====== Excerpted records

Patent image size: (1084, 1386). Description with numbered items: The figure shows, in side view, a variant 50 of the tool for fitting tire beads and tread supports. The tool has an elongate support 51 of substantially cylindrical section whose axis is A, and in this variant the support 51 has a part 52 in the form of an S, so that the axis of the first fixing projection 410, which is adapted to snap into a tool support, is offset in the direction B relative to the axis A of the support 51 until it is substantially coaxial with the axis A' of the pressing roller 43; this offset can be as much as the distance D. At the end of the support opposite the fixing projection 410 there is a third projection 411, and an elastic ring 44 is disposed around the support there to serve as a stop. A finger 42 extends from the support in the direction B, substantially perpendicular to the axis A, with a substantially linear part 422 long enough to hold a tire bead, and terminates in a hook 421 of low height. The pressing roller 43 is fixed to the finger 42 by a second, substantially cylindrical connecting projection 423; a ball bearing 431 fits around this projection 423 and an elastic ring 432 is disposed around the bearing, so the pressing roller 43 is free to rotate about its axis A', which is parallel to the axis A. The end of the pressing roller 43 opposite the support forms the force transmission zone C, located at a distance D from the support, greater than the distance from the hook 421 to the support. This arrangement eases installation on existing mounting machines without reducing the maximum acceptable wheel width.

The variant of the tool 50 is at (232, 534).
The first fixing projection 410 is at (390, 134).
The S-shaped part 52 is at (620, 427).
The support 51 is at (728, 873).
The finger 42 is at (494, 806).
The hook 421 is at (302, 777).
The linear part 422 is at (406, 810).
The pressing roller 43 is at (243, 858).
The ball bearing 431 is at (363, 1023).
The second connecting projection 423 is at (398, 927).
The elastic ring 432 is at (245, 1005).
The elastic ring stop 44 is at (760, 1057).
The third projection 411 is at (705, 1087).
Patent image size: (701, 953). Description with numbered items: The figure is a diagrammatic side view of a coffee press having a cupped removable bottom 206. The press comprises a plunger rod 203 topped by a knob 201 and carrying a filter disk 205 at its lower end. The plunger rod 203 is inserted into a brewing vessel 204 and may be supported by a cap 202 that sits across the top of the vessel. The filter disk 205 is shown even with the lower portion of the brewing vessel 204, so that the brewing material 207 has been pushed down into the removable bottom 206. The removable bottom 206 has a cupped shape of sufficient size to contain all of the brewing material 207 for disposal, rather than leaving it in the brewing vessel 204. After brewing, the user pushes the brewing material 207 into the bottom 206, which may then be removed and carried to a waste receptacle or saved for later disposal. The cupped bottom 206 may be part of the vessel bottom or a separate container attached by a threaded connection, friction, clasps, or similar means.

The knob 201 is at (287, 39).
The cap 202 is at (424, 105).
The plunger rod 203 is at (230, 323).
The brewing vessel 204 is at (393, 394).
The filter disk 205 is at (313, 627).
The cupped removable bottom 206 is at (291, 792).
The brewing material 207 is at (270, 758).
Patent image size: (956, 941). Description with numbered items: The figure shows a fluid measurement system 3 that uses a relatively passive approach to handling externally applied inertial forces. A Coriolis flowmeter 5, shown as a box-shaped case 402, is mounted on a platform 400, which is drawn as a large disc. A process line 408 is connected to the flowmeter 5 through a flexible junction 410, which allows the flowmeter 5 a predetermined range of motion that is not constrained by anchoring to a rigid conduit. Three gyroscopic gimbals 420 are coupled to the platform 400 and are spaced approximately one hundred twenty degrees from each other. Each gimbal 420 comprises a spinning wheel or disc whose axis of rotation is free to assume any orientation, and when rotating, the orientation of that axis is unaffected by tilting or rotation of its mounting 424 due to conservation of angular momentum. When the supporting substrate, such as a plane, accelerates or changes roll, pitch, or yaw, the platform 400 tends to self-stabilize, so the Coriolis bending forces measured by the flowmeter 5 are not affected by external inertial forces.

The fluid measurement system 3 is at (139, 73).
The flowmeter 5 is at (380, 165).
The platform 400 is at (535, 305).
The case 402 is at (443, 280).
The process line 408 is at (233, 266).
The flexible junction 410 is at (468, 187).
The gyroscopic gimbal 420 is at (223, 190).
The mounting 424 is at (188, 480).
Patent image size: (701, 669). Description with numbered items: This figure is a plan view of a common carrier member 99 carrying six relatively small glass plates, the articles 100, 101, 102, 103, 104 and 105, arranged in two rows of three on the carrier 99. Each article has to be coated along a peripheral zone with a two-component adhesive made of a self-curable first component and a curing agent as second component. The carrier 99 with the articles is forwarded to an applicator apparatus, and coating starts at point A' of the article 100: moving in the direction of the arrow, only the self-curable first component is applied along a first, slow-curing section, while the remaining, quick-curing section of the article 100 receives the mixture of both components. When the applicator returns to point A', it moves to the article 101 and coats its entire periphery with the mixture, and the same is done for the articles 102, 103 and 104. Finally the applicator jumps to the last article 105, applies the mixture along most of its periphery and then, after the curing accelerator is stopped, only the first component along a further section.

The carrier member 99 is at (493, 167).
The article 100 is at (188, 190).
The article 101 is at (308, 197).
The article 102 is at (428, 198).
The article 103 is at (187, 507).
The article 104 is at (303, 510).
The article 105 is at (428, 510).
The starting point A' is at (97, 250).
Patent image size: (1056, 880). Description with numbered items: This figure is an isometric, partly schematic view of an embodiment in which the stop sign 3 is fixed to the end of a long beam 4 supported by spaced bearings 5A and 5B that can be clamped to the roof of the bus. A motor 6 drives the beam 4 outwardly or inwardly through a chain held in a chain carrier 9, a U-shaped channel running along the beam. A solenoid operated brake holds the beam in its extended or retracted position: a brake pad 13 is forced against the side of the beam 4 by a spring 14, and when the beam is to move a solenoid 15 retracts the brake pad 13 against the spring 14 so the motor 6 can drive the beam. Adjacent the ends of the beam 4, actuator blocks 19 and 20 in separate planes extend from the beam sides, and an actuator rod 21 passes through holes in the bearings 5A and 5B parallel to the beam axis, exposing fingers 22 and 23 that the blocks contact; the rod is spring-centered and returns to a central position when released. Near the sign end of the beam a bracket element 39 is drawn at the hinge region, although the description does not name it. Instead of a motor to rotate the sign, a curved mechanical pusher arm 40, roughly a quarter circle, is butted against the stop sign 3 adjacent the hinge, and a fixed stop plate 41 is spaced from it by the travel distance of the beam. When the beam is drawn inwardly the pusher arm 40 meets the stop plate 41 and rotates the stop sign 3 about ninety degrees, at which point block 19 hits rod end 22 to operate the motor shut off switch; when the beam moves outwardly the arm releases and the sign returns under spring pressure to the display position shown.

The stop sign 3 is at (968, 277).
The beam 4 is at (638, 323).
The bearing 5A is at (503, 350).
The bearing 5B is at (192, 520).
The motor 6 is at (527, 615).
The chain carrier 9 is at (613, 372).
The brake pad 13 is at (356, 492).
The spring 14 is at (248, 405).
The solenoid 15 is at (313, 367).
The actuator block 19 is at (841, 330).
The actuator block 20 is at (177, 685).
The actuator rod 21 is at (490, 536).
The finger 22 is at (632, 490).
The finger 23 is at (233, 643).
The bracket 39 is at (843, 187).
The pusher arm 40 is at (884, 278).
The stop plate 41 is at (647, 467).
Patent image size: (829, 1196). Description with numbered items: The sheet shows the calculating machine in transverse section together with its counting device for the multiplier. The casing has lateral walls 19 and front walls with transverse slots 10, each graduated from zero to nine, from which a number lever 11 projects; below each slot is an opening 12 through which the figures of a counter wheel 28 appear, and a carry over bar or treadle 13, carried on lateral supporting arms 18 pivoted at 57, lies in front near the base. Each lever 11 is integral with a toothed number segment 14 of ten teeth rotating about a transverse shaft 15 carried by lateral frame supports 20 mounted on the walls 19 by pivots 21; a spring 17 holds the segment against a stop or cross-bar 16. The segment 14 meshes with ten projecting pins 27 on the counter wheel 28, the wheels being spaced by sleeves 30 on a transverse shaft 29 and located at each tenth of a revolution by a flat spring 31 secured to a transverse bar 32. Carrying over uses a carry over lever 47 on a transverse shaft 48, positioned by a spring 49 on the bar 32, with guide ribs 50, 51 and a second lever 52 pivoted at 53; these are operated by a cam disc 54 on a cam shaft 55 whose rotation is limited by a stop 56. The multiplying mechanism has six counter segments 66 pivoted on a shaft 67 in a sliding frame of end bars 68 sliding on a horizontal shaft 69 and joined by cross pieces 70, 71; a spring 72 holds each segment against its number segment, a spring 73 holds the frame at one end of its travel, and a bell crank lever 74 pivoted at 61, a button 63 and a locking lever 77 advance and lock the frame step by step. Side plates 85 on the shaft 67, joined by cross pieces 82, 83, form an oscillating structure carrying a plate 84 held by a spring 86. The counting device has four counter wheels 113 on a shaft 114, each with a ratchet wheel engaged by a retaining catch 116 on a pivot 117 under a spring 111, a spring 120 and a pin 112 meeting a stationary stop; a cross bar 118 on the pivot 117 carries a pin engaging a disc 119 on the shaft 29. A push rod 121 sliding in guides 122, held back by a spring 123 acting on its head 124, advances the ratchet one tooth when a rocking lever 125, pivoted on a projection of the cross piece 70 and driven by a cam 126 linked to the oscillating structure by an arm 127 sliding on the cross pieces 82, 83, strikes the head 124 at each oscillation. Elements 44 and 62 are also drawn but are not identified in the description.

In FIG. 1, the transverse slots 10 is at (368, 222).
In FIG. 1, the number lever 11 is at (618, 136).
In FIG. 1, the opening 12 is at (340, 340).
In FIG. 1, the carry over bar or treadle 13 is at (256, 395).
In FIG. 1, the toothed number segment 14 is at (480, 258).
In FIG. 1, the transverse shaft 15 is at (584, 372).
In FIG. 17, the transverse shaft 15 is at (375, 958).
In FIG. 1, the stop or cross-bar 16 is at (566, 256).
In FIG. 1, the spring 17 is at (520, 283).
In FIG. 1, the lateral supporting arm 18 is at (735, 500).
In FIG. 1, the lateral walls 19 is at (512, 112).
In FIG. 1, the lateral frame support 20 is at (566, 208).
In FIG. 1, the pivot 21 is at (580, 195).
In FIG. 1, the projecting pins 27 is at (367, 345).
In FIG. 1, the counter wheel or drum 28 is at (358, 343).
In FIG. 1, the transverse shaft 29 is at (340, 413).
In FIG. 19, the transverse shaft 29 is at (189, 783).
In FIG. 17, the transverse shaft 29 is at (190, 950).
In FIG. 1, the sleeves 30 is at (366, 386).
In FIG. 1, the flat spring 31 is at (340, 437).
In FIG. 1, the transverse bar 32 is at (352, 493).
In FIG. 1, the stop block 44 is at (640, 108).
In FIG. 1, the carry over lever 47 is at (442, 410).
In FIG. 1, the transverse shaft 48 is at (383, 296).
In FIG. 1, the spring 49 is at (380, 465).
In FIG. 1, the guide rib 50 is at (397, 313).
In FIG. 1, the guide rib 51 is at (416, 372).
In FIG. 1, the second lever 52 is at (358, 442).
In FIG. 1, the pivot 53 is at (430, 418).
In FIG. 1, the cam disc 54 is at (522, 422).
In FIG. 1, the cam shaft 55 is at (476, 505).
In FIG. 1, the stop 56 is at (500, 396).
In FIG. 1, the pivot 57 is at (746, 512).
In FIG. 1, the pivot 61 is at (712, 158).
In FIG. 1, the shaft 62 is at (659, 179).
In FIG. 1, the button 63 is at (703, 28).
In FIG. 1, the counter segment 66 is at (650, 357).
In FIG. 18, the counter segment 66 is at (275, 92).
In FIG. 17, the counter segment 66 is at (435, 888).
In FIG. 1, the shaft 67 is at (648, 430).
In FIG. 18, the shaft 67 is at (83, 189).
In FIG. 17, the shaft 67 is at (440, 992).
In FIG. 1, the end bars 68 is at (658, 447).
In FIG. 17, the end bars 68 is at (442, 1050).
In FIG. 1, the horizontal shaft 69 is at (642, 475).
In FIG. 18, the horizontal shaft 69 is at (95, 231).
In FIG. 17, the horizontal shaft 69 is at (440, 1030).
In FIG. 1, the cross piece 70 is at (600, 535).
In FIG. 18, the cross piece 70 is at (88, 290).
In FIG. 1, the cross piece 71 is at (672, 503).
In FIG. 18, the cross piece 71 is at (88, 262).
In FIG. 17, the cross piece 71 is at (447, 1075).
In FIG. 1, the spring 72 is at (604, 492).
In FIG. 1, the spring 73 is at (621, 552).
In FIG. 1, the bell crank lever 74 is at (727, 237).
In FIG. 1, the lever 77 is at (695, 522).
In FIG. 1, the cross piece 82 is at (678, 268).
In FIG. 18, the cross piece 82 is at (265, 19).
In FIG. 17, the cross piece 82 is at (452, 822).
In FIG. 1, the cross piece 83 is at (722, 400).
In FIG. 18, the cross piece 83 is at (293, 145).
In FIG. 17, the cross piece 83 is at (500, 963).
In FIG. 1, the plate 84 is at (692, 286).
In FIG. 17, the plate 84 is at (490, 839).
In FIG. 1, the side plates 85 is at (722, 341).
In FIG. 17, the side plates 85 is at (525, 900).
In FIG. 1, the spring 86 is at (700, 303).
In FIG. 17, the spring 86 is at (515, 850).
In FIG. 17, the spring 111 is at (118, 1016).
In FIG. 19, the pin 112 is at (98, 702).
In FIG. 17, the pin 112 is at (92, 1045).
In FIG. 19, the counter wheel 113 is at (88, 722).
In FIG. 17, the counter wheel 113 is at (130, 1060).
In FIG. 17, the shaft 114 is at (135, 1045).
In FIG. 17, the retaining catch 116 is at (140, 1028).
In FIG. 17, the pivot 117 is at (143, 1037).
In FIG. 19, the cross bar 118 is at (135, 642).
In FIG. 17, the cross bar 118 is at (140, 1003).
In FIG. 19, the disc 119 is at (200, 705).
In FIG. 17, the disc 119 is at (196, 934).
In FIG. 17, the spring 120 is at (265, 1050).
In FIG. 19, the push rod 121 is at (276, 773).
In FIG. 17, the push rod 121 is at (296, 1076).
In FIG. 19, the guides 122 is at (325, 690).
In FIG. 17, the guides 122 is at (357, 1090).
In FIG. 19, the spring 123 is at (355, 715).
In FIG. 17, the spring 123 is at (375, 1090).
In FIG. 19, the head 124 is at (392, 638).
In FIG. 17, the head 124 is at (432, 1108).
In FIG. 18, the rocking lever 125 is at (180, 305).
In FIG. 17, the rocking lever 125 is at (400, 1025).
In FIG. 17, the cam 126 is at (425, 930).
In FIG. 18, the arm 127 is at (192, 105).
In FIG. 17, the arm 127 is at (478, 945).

============

#### Goal of the exercise
Update the part that opens with the line containing "Patent image size: (701, 669)." and closes with the line containing "The article 101 is at (308, 197)." by changing "glass plates" to "glass sheets", keeping everything else the same. Return only those lines.

#### Correct answer
Patent image size: (701, 669). Description with numbered items: This figure is a plan view of a common carrier member 99 carrying six relatively small glass sheets, the articles 100, 101, 102, 103, 104 and 105, arranged in two rows of three on the carrier 99. Each article has to be coated along a peripheral zone with a two-component adhesive made of a self-curable first component and a curing agent as second component. The carrier 99 with the articles is forwarded to an applicator apparatus, and coating starts at point A' of the article 100: moving in the direction of the arrow, only the self-curable first component is applied along a first, slow-curing section, while the remaining, quick-curing section of the article 100 receives the mixture of both components. When the applicator returns to point A', it moves to the article 101 and coats its entire periphery with the mixture, and the same is done for the articles 102, 103 and 104. Finally the applicator jumps to the last article 105, applies the mixture along most of its periphery and then, after the curing accelerator is stopped, only the first component along a further section.

The carrier member 99 is at (493, 167).
The article 100 is at (188, 190).
The article 101 is at (308, 197).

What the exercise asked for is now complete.